# What is being asked
Which lines in the records below contain the word "относится"? Copy each one out.

***

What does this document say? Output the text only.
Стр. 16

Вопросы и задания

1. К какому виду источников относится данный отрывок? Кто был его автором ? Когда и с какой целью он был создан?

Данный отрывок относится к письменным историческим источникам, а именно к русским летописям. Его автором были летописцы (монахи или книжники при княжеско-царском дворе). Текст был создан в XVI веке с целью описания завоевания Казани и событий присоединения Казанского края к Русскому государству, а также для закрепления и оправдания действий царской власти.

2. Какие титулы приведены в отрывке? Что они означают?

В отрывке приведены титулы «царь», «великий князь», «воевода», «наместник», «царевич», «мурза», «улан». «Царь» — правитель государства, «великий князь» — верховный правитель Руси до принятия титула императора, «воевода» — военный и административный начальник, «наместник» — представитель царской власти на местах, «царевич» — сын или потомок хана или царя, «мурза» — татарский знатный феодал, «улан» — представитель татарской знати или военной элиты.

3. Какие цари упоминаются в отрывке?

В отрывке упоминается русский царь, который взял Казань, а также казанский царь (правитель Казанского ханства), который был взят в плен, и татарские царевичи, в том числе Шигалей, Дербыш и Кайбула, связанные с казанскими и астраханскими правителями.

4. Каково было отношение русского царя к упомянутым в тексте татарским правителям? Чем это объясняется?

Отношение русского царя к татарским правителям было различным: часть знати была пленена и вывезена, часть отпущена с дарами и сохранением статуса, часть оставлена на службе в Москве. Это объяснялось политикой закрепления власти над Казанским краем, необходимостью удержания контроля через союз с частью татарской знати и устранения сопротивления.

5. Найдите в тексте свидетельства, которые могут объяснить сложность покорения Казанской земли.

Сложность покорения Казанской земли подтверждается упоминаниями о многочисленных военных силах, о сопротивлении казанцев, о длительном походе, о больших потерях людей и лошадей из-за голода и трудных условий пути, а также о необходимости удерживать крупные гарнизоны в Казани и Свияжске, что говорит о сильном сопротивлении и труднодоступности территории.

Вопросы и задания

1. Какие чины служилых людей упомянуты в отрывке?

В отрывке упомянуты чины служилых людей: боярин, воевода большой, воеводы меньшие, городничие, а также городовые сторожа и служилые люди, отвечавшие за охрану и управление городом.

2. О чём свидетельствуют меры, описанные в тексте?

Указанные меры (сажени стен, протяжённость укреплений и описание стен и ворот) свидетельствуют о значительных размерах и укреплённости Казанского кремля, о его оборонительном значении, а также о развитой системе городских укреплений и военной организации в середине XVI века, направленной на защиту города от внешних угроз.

***

# Expected answer
1. К какому виду источников относится данный отрывок? Кто был его автором ? Когда и с какой целью он был создан?
Данный отрывок относится к письменным историческим источникам, а именно к русским летописям. Его автором были летописцы (монахи или книжники при княжеско-царском дворе). Текст был создан в XVI веке с целью описания завоевания Казани и событий присоединения Казанского края к Русскому государству, а также для закрепления и оправдания действий царской власти.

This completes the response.